Exercise description:
Search the entries for the word "successful" and copy each line that has it.

-- Record set follows --

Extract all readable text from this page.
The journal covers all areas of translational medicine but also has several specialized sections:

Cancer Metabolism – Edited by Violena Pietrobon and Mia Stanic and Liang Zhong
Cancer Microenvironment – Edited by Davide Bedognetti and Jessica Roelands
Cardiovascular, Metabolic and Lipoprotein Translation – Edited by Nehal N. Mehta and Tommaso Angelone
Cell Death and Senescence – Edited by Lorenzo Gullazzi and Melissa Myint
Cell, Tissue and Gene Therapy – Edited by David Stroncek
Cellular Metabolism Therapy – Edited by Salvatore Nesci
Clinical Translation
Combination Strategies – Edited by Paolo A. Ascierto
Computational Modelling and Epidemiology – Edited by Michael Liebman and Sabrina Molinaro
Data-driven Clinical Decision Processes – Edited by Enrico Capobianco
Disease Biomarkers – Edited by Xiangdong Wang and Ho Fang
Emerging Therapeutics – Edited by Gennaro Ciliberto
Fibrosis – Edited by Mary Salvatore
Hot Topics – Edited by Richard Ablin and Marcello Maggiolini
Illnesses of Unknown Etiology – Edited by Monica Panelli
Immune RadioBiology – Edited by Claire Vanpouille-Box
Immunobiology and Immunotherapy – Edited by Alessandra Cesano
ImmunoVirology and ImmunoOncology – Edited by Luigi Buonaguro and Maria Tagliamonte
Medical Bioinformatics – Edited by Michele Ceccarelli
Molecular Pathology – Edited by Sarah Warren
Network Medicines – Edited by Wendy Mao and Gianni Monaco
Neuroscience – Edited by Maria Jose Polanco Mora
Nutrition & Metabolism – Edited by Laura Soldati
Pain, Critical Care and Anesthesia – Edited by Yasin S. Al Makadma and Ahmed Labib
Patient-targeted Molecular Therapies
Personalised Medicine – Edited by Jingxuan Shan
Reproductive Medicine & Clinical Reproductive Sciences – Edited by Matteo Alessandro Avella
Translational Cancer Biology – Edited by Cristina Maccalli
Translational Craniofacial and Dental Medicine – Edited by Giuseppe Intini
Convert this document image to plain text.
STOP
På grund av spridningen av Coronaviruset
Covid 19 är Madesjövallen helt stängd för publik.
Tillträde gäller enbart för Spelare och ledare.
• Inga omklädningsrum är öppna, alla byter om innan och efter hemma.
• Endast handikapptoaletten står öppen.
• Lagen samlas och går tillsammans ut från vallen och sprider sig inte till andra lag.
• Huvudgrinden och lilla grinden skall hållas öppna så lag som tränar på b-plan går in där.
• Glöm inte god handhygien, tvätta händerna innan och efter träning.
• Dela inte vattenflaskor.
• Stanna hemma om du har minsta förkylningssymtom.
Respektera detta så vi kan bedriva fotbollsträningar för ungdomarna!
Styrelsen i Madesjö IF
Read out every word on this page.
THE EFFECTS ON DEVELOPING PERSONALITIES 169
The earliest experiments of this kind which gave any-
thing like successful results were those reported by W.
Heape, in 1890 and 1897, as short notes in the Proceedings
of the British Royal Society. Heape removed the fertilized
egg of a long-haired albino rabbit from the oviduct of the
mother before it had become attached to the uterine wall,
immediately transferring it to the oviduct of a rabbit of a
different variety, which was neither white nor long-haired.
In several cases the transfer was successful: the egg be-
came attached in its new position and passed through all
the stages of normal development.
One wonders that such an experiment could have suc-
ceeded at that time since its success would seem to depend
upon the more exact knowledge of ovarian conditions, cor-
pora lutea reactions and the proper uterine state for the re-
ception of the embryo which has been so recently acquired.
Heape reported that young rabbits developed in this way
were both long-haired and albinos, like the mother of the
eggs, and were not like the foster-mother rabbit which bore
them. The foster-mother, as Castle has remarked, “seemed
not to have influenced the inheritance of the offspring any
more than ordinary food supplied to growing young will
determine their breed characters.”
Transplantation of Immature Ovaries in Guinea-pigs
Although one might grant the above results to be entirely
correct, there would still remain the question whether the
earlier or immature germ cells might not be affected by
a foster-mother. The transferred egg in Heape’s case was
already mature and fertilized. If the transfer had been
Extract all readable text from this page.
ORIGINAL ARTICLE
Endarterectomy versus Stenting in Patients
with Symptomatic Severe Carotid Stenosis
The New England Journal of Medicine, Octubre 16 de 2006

-- Record set concluded --

Response to the exercise:
thing like successful results were those reported by W.
In several cases the transfer was successful: the egg be-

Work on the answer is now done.